Goal of the exercise:
Below are records; count the lines in them that hold "Dollar" and give only the count.
─── Dataset records
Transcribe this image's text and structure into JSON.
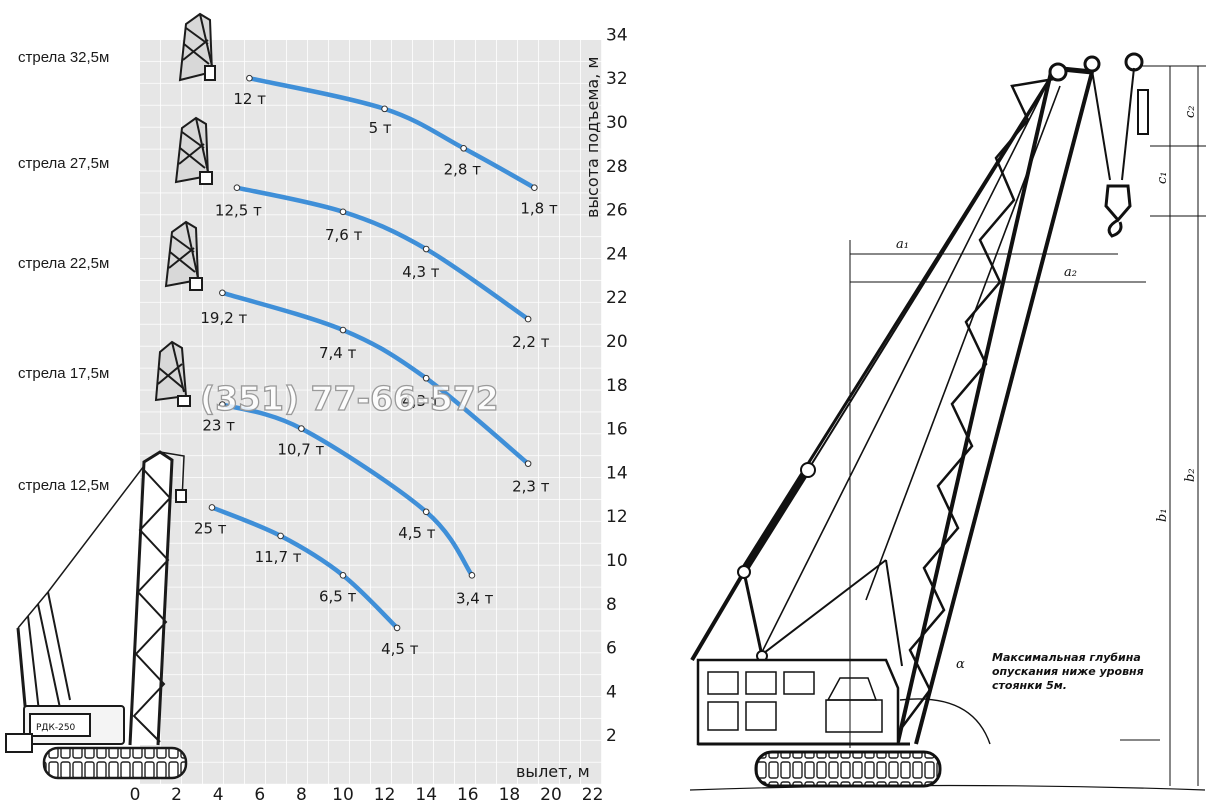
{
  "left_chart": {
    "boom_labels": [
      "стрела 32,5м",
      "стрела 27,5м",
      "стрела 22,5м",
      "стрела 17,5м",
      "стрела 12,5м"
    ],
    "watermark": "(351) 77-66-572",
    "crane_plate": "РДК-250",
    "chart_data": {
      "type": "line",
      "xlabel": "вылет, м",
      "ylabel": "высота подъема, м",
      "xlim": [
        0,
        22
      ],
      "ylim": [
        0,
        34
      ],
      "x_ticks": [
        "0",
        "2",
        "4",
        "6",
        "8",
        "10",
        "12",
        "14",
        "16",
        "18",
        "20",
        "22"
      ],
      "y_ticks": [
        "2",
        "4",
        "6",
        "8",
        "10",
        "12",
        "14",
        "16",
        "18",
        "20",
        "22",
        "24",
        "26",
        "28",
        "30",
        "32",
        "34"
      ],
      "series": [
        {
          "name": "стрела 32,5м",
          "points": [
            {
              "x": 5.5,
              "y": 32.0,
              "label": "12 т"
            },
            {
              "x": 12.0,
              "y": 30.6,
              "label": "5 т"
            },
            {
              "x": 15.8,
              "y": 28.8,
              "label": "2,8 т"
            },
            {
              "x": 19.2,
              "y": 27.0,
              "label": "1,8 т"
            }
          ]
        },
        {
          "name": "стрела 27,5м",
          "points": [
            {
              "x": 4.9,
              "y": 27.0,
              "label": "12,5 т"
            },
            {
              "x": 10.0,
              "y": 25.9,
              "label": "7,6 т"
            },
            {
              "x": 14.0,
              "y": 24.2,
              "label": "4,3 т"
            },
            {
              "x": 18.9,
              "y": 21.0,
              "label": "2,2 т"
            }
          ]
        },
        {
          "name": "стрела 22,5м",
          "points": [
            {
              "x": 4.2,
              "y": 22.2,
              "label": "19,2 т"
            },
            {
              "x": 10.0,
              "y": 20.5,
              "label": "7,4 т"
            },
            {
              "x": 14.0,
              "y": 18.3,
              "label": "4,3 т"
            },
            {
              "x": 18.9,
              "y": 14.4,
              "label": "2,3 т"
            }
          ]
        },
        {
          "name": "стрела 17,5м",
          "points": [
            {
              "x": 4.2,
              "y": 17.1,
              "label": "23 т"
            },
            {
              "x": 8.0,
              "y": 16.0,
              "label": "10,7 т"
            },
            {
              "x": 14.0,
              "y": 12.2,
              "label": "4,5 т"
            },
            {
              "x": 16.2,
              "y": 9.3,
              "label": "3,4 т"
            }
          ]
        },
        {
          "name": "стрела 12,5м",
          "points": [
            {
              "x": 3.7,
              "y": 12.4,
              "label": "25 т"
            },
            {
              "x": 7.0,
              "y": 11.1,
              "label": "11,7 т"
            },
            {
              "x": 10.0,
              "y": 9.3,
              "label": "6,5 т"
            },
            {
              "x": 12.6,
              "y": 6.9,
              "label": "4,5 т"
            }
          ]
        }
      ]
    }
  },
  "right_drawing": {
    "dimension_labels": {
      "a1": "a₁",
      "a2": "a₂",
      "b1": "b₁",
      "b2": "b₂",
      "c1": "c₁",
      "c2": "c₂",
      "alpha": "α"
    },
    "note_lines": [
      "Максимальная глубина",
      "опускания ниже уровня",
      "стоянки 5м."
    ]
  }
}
──────
─── Dataset records
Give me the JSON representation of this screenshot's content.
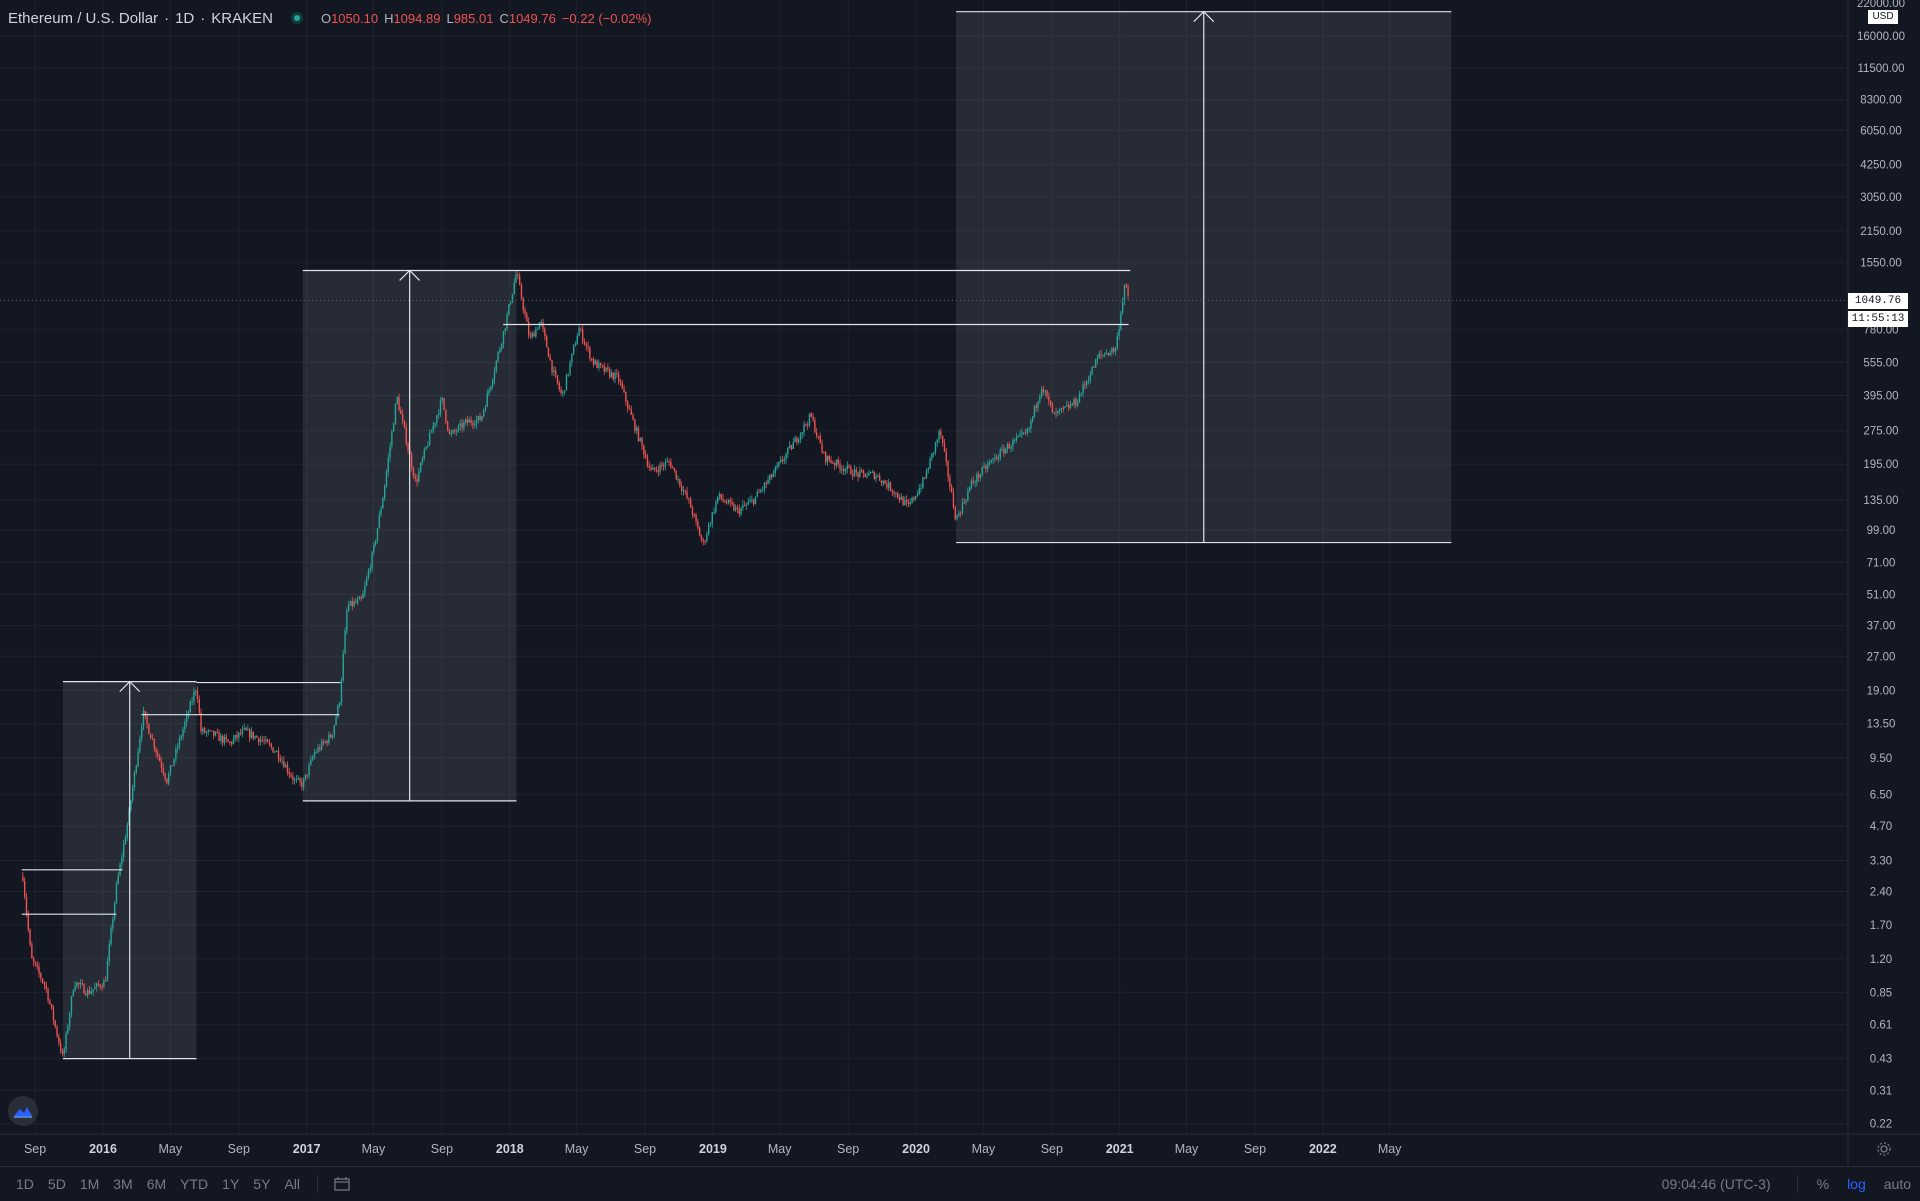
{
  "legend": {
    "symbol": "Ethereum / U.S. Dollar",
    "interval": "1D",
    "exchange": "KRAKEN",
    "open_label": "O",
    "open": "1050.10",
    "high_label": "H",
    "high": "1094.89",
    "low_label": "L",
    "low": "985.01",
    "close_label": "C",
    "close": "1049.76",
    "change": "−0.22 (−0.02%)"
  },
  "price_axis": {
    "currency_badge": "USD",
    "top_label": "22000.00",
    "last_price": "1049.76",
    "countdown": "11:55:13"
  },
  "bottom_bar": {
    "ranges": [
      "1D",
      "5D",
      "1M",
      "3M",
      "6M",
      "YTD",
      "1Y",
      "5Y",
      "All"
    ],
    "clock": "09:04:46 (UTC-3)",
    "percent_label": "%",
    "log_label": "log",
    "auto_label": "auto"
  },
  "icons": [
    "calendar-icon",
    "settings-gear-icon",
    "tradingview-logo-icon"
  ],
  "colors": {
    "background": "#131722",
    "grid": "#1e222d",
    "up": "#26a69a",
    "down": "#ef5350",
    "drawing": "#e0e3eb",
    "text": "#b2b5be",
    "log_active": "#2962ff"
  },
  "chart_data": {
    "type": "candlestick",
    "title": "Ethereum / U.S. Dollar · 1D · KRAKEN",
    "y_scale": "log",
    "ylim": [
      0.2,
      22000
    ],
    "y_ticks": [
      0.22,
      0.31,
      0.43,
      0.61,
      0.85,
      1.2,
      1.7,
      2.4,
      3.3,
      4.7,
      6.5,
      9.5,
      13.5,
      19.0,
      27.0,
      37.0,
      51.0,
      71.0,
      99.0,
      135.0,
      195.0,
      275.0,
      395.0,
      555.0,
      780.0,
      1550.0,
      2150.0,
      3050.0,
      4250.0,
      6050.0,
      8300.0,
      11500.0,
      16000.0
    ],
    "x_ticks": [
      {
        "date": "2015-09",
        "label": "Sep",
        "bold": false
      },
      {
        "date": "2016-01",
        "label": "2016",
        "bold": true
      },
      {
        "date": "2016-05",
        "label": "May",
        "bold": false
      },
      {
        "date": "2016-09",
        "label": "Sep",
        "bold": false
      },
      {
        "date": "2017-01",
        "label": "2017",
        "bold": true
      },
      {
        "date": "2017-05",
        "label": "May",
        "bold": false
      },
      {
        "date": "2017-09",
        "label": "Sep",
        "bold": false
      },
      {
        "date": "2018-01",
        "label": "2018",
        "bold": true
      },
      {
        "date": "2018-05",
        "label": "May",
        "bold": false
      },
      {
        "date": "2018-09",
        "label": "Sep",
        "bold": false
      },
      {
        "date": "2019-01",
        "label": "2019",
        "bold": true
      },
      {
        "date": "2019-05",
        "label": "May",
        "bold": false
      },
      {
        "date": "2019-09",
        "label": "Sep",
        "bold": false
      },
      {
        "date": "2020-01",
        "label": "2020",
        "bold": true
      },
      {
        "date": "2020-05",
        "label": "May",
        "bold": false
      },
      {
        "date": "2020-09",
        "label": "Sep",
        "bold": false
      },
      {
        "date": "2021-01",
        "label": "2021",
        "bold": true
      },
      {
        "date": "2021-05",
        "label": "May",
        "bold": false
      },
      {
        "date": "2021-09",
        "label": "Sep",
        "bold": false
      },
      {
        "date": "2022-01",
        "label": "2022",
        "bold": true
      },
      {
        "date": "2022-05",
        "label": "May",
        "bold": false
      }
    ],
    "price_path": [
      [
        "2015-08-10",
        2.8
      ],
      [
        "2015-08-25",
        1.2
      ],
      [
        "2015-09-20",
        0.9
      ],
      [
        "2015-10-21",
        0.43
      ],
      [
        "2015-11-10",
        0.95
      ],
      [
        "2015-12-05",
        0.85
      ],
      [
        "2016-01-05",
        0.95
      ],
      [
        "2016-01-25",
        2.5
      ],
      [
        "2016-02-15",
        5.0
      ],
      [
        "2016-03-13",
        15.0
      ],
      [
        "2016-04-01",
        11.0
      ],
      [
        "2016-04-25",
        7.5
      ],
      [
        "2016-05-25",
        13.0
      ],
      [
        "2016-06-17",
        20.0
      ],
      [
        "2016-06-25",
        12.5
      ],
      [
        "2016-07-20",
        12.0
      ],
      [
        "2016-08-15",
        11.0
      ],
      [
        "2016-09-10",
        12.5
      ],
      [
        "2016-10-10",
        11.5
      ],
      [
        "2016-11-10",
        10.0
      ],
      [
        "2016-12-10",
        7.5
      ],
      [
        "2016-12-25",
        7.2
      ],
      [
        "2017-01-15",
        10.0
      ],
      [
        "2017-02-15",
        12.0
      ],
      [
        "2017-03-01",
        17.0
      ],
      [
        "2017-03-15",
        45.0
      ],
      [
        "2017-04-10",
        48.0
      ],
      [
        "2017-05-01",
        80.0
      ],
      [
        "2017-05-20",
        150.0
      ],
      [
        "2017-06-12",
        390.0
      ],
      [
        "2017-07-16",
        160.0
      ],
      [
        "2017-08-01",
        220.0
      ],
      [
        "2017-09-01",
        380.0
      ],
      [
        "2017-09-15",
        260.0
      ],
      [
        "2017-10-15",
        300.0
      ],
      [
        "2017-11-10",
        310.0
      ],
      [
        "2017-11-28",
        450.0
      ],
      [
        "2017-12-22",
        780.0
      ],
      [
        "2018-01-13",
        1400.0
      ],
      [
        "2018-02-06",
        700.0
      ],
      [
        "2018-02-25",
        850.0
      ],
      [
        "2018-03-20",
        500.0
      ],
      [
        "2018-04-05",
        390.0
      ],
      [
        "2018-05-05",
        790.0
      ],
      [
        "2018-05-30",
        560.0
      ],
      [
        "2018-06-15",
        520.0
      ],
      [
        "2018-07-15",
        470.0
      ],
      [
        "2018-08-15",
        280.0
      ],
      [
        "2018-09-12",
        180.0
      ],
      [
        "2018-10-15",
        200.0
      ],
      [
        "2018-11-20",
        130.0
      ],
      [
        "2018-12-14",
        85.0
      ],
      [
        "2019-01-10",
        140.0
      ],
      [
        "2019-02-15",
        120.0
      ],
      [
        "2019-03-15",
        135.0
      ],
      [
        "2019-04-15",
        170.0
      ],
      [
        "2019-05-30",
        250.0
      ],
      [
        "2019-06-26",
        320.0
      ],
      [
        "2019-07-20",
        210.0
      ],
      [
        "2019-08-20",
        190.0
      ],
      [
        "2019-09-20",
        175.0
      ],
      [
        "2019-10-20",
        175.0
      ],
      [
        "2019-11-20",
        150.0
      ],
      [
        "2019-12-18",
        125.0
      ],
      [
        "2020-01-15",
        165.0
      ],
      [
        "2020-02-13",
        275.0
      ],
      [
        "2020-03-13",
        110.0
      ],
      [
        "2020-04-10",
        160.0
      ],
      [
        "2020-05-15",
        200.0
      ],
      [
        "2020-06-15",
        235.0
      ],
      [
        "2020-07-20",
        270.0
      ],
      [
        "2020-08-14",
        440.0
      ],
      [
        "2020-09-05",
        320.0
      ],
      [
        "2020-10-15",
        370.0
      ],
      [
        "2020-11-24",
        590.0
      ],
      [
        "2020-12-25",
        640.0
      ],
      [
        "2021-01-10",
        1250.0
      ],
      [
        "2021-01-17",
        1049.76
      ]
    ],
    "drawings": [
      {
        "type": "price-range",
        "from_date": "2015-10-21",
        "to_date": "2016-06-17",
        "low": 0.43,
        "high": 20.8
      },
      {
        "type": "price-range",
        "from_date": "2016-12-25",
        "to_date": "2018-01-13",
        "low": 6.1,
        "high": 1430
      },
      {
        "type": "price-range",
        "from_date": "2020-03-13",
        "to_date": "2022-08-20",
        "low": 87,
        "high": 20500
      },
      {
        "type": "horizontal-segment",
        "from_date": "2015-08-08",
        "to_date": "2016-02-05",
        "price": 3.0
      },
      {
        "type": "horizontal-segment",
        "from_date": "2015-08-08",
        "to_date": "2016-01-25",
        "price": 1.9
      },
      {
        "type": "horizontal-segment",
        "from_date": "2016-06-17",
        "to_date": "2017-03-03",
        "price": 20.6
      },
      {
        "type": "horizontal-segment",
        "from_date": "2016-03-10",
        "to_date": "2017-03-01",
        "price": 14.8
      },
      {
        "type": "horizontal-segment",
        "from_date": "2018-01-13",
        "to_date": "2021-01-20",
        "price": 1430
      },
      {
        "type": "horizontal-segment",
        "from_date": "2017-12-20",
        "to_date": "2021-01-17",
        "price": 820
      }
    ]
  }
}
──────
Response to the task:
2